| Rows from a figure dataset |
* * * * * * *

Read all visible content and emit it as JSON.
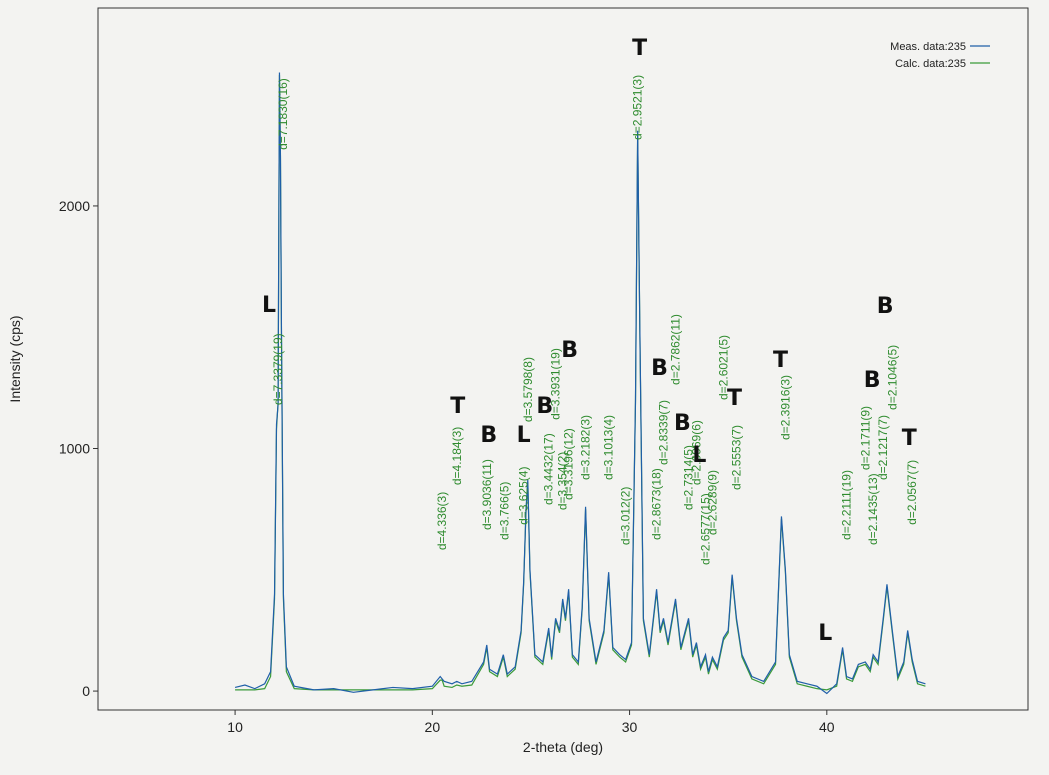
{
  "chart_data": {
    "type": "line",
    "xlabel": "2-theta (deg)",
    "ylabel": "Intensity (cps)",
    "xlim": [
      3.05,
      50.2
    ],
    "ylim": [
      -78,
      2816
    ],
    "xticks": [
      10,
      20,
      30,
      40
    ],
    "yticks": [
      0,
      1000,
      2000
    ],
    "grid": false,
    "legend": "upper right",
    "x": [
      10.0,
      10.5,
      11.0,
      11.5,
      11.8,
      12.0,
      12.1,
      12.18,
      12.25,
      12.3,
      12.35,
      12.45,
      12.6,
      13.0,
      14.0,
      15.0,
      16.0,
      17.0,
      18.0,
      19.0,
      20.0,
      20.4,
      20.5,
      20.6,
      21.0,
      21.24,
      21.5,
      22.0,
      22.6,
      22.76,
      22.9,
      23.3,
      23.6,
      23.8,
      24.2,
      24.5,
      24.63,
      24.75,
      24.84,
      24.95,
      25.2,
      25.6,
      25.9,
      26.05,
      26.25,
      26.45,
      26.61,
      26.75,
      26.91,
      27.1,
      27.4,
      27.6,
      27.77,
      27.95,
      28.3,
      28.7,
      28.94,
      29.15,
      29.5,
      29.8,
      30.1,
      30.3,
      30.41,
      30.52,
      30.7,
      31.0,
      31.37,
      31.55,
      31.72,
      31.95,
      32.33,
      32.6,
      32.99,
      33.2,
      33.39,
      33.6,
      33.85,
      34.0,
      34.2,
      34.45,
      34.76,
      35.0,
      35.2,
      35.42,
      35.7,
      36.2,
      36.8,
      37.4,
      37.7,
      37.9,
      38.1,
      38.5,
      39.0,
      39.5,
      40.0,
      40.5,
      40.8,
      41.0,
      41.3,
      41.6,
      41.95,
      42.2,
      42.35,
      42.6,
      42.86,
      43.05,
      43.32,
      43.6,
      43.9,
      44.1,
      44.33,
      44.6,
      45.0
    ],
    "series": [
      {
        "name": "Calc. data:235",
        "color": "#3a9a3a",
        "values": [
          5,
          5,
          5,
          10,
          60,
          380,
          1080,
          1190,
          2540,
          2210,
          1480,
          380,
          80,
          10,
          5,
          5,
          5,
          5,
          5,
          5,
          10,
          45,
          45,
          20,
          15,
          25,
          20,
          25,
          110,
          180,
          80,
          60,
          140,
          60,
          90,
          240,
          440,
          740,
          860,
          490,
          140,
          110,
          250,
          130,
          290,
          240,
          370,
          290,
          410,
          140,
          110,
          340,
          750,
          290,
          110,
          240,
          480,
          170,
          140,
          120,
          190,
          1190,
          2300,
          1490,
          290,
          140,
          410,
          240,
          290,
          190,
          370,
          170,
          290,
          140,
          190,
          90,
          140,
          70,
          130,
          90,
          210,
          240,
          470,
          290,
          140,
          50,
          30,
          110,
          710,
          490,
          140,
          30,
          20,
          10,
          5,
          20,
          170,
          50,
          40,
          100,
          110,
          80,
          140,
          110,
          290,
          430,
          240,
          50,
          110,
          240,
          120,
          30,
          20
        ]
      },
      {
        "name": "Meas. data:235",
        "color": "#1f5fa8",
        "values": [
          15,
          25,
          10,
          30,
          80,
          400,
          1100,
          1180,
          2550,
          2200,
          1500,
          400,
          100,
          20,
          5,
          10,
          -5,
          5,
          15,
          10,
          20,
          60,
          50,
          40,
          30,
          40,
          30,
          40,
          120,
          190,
          90,
          70,
          150,
          70,
          100,
          250,
          450,
          750,
          870,
          500,
          150,
          120,
          260,
          140,
          300,
          250,
          380,
          300,
          420,
          150,
          120,
          350,
          760,
          300,
          120,
          250,
          490,
          180,
          150,
          130,
          200,
          1200,
          2310,
          1500,
          300,
          150,
          420,
          250,
          300,
          200,
          380,
          180,
          300,
          150,
          200,
          100,
          150,
          80,
          140,
          100,
          220,
          250,
          480,
          300,
          150,
          60,
          40,
          120,
          720,
          500,
          150,
          40,
          30,
          20,
          -10,
          30,
          180,
          60,
          50,
          110,
          120,
          90,
          150,
          120,
          300,
          440,
          250,
          60,
          120,
          250,
          130,
          40,
          30
        ]
      }
    ],
    "peak_labels": [
      {
        "label": "d=7.3379(19)",
        "x": 12.18,
        "y": 1179
      },
      {
        "label": "d=7.1830(16)",
        "x": 12.43,
        "y": 2231
      },
      {
        "label": "d=4.336(3)",
        "x": 20.48,
        "y": 581
      },
      {
        "label": "d=4.184(3)",
        "x": 21.24,
        "y": 849
      },
      {
        "label": "d=3.9036(11)",
        "x": 22.76,
        "y": 664
      },
      {
        "label": "d=3.766(5)",
        "x": 23.67,
        "y": 623
      },
      {
        "label": "d=3.625(4)",
        "x": 24.63,
        "y": 685
      },
      {
        "label": "d=3.5798(8)",
        "x": 24.84,
        "y": 1109
      },
      {
        "label": "d=3.4432(17)",
        "x": 25.9,
        "y": 767
      },
      {
        "label": "d=3.3931(19)",
        "x": 26.25,
        "y": 1118
      },
      {
        "label": "d=3.354(2)",
        "x": 26.61,
        "y": 746
      },
      {
        "label": "d=3.3196(12)",
        "x": 26.91,
        "y": 788
      },
      {
        "label": "d=3.2182(3)",
        "x": 27.77,
        "y": 870
      },
      {
        "label": "d=3.1013(4)",
        "x": 28.94,
        "y": 870
      },
      {
        "label": "d=3.012(2)",
        "x": 29.8,
        "y": 602
      },
      {
        "label": "d=2.9521(3)",
        "x": 30.41,
        "y": 2272
      },
      {
        "label": "d=2.8673(18)",
        "x": 31.37,
        "y": 623
      },
      {
        "label": "d=2.8339(7)",
        "x": 31.72,
        "y": 932
      },
      {
        "label": "d=2.7862(11)",
        "x": 32.33,
        "y": 1262
      },
      {
        "label": "d=2.7314(5)",
        "x": 32.99,
        "y": 746
      },
      {
        "label": "d=2.6969(6)",
        "x": 33.39,
        "y": 849
      },
      {
        "label": "d=2.6577(15)",
        "x": 33.85,
        "y": 520
      },
      {
        "label": "d=2.6289(9)",
        "x": 34.2,
        "y": 643
      },
      {
        "label": "d=2.6021(5)",
        "x": 34.76,
        "y": 1200
      },
      {
        "label": "d=2.5553(7)",
        "x": 35.42,
        "y": 829
      },
      {
        "label": "d=2.3916(3)",
        "x": 37.9,
        "y": 1035
      },
      {
        "label": "d=2.2111(19)",
        "x": 40.99,
        "y": 623
      },
      {
        "label": "d=2.1711(9)",
        "x": 41.95,
        "y": 911
      },
      {
        "label": "d=2.1435(13)",
        "x": 42.35,
        "y": 602
      },
      {
        "label": "d=2.1217(7)",
        "x": 42.86,
        "y": 870
      },
      {
        "label": "d=2.1046(5)",
        "x": 43.32,
        "y": 1159
      },
      {
        "label": "d=2.0567(7)",
        "x": 44.33,
        "y": 685
      }
    ],
    "handwritten_marks": [
      {
        "label": "L",
        "x": 11.72,
        "y": 1563
      },
      {
        "label": "T",
        "x": 30.51,
        "y": 2623
      },
      {
        "label": "T",
        "x": 21.29,
        "y": 1146
      },
      {
        "label": "B",
        "x": 22.86,
        "y": 1027
      },
      {
        "label": "L",
        "x": 24.63,
        "y": 1027
      },
      {
        "label": "B",
        "x": 25.7,
        "y": 1146
      },
      {
        "label": "B",
        "x": 26.96,
        "y": 1377
      },
      {
        "label": "B",
        "x": 31.52,
        "y": 1303
      },
      {
        "label": "B",
        "x": 32.68,
        "y": 1076
      },
      {
        "label": "L",
        "x": 33.54,
        "y": 944
      },
      {
        "label": "T",
        "x": 35.32,
        "y": 1179
      },
      {
        "label": "T",
        "x": 37.65,
        "y": 1336
      },
      {
        "label": "L",
        "x": 39.92,
        "y": 210
      },
      {
        "label": "B",
        "x": 42.3,
        "y": 1254
      },
      {
        "label": "B",
        "x": 42.96,
        "y": 1559
      },
      {
        "label": "T",
        "x": 44.18,
        "y": 1014
      }
    ]
  }
}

* * * * * * *

| The request |
Indicate how many lines of the material include the word "name"; the number alone is required.

| Answer in full |
2